* _Work instructions_
Copy out every record precisely.
## Begin Records to process
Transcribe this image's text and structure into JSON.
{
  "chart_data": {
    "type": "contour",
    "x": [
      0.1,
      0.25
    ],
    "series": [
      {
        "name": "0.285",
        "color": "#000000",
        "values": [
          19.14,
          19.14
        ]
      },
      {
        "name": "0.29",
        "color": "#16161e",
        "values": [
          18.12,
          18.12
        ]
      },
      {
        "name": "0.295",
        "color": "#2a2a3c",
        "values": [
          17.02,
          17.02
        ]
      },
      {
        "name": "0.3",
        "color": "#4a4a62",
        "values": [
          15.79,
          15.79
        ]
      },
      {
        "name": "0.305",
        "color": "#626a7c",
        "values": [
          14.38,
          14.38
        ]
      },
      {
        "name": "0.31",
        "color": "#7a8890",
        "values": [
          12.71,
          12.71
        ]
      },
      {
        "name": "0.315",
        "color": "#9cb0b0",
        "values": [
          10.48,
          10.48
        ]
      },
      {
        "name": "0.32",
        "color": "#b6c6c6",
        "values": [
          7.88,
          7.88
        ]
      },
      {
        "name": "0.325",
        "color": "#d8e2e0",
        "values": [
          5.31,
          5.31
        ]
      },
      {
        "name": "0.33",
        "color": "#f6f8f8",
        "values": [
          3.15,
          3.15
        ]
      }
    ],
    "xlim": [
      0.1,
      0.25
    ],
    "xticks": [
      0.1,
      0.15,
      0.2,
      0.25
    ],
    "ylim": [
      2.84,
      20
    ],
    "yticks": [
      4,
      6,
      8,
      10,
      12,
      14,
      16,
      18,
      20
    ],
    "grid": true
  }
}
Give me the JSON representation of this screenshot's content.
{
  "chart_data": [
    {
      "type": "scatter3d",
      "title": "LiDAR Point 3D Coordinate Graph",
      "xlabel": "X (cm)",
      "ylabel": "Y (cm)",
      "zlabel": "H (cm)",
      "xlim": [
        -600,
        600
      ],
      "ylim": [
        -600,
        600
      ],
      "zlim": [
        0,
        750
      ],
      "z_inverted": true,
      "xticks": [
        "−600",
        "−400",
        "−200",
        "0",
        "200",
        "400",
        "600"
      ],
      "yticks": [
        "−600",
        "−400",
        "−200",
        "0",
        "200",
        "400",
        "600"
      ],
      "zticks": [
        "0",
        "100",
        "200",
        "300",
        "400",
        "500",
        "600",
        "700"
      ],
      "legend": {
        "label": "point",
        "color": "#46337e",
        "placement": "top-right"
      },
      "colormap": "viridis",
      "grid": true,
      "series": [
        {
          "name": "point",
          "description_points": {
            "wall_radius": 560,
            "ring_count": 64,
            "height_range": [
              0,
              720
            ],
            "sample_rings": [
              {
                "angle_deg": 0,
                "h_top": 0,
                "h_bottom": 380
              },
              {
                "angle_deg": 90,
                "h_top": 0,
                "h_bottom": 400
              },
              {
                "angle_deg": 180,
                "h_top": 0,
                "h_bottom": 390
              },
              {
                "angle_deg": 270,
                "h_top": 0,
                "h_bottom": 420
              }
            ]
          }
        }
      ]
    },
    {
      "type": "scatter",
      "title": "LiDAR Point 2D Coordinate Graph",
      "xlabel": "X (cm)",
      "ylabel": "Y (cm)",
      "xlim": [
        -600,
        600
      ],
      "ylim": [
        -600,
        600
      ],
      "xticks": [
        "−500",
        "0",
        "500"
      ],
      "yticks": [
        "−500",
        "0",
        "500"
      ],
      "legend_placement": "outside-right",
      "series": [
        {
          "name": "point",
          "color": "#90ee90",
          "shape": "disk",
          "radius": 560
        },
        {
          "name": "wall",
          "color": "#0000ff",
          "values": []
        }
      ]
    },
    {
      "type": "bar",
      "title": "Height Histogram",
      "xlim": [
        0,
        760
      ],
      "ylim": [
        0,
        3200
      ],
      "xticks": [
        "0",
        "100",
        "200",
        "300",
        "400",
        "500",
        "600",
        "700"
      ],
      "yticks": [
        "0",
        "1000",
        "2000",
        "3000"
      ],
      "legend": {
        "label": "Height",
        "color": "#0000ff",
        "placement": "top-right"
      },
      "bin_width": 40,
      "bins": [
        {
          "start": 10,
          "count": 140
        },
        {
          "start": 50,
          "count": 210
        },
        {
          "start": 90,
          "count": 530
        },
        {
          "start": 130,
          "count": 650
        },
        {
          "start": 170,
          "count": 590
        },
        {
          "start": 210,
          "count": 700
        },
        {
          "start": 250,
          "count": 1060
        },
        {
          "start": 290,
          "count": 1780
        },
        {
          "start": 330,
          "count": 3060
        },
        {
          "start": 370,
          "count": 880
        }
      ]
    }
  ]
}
## End Records to process
* _Answer to the task_
Transcribe this image's text and structure into JSON.
{
  "chart_data": {
    "type": "contour",
    "x": [
      0.1,
      0.25
    ],
    "series": [
      {
        "name": "0.285",
        "color": "#000000",
        "values": [
          19.14,
          19.14
        ]
      },
      {
        "name": "0.29",
        "color": "#16161e",
        "values": [
          18.12,
          18.12
        ]
      },
      {
        "name": "0.295",
        "color": "#2a2a3c",
        "values": [
          17.02,
          17.02
        ]
      },
      {
        "name": "0.3",
        "color": "#4a4a62",
        "values": [
          15.79,
          15.79
        ]
      },
      {
        "name": "0.305",
        "color": "#626a7c",
        "values": [
          14.38,
          14.38
        ]
      },
      {
        "name": "0.31",
        "color": "#7a8890",
        "values": [
          12.71,
          12.71
        ]
      },
      {
        "name": "0.315",
        "color": "#9cb0b0",
        "values": [
          10.48,
          10.48
        ]
      },
      {
        "name": "0.32",
        "color": "#b6c6c6",
        "values": [
          7.88,
          7.88
        ]
      },
      {
        "name": "0.325",
        "color": "#d8e2e0",
        "values": [
          5.31,
          5.31
        ]
      },
      {
        "name": "0.33",
        "color": "#f6f8f8",
        "values": [
          3.15,
          3.15
        ]
      }
    ],
    "xlim": [
      0.1,
      0.25
    ],
    "xticks": [
      0.1,
      0.15,
      0.2,
      0.25
    ],
    "ylim": [
      2.84,
      20
    ],
    "yticks": [
      4,
      6,
      8,
      10,
      12,
      14,
      16,
      18,
      20
    ],
    "grid": true
  }
}
Give me the JSON representation of this screenshot's content.
{
  "chart_data": [
    {
      "type": "scatter3d",
      "title": "LiDAR Point 3D Coordinate Graph",
      "xlabel": "X (cm)",
      "ylabel": "Y (cm)",
      "zlabel": "H (cm)",
      "xlim": [
        -600,
        600
      ],
      "ylim": [
        -600,
        600
      ],
      "zlim": [
        0,
        750
      ],
      "z_inverted": true,
      "xticks": [
        "−600",
        "−400",
        "−200",
        "0",
        "200",
        "400",
        "600"
      ],
      "yticks": [
        "−600",
        "−400",
        "−200",
        "0",
        "200",
        "400",
        "600"
      ],
      "zticks": [
        "0",
        "100",
        "200",
        "300",
        "400",
        "500",
        "600",
        "700"
      ],
      "legend": {
        "label": "point",
        "color": "#46337e",
        "placement": "top-right"
      },
      "colormap": "viridis",
      "grid": true,
      "series": [
        {
          "name": "point",
          "description_points": {
            "wall_radius": 560,
            "ring_count": 64,
            "height_range": [
              0,
              720
            ],
            "sample_rings": [
              {
                "angle_deg": 0,
                "h_top": 0,
                "h_bottom": 380
              },
              {
                "angle_deg": 90,
                "h_top": 0,
                "h_bottom": 400
              },
              {
                "angle_deg": 180,
                "h_top": 0,
                "h_bottom": 390
              },
              {
                "angle_deg": 270,
                "h_top": 0,
                "h_bottom": 420
              }
            ]
          }
        }
      ]
    },
    {
      "type": "scatter",
      "title": "LiDAR Point 2D Coordinate Graph",
      "xlabel": "X (cm)",
      "ylabel": "Y (cm)",
      "xlim": [
        -600,
        600
      ],
      "ylim": [
        -600,
        600
      ],
      "xticks": [
        "−500",
        "0",
        "500"
      ],
      "yticks": [
        "−500",
        "0",
        "500"
      ],
      "legend_placement": "outside-right",
      "series": [
        {
          "name": "point",
          "color": "#90ee90",
          "shape": "disk",
          "radius": 560
        },
        {
          "name": "wall",
          "color": "#0000ff",
          "values": []
        }
      ]
    },
    {
      "type": "bar",
      "title": "Height Histogram",
      "xlim": [
        0,
        760
      ],
      "ylim": [
        0,
        3200
      ],
      "xticks": [
        "0",
        "100",
        "200",
        "300",
        "400",
        "500",
        "600",
        "700"
      ],
      "yticks": [
        "0",
        "1000",
        "2000",
        "3000"
      ],
      "legend": {
        "label": "Height",
        "color": "#0000ff",
        "placement": "top-right"
      },
      "bin_width": 40,
      "bins": [
        {
          "start": 10,
          "count": 140
        },
        {
          "start": 50,
          "count": 210
        },
        {
          "start": 90,
          "count": 530
        },
        {
          "start": 130,
          "count": 650
        },
        {
          "start": 170,
          "count": 590
        },
        {
          "start": 210,
          "count": 700
        },
        {
          "start": 250,
          "count": 1060
        },
        {
          "start": 290,
          "count": 1780
        },
        {
          "start": 330,
          "count": 3060
        },
        {
          "start": 370,
          "count": 880
        }
      ]
    }
  ]
}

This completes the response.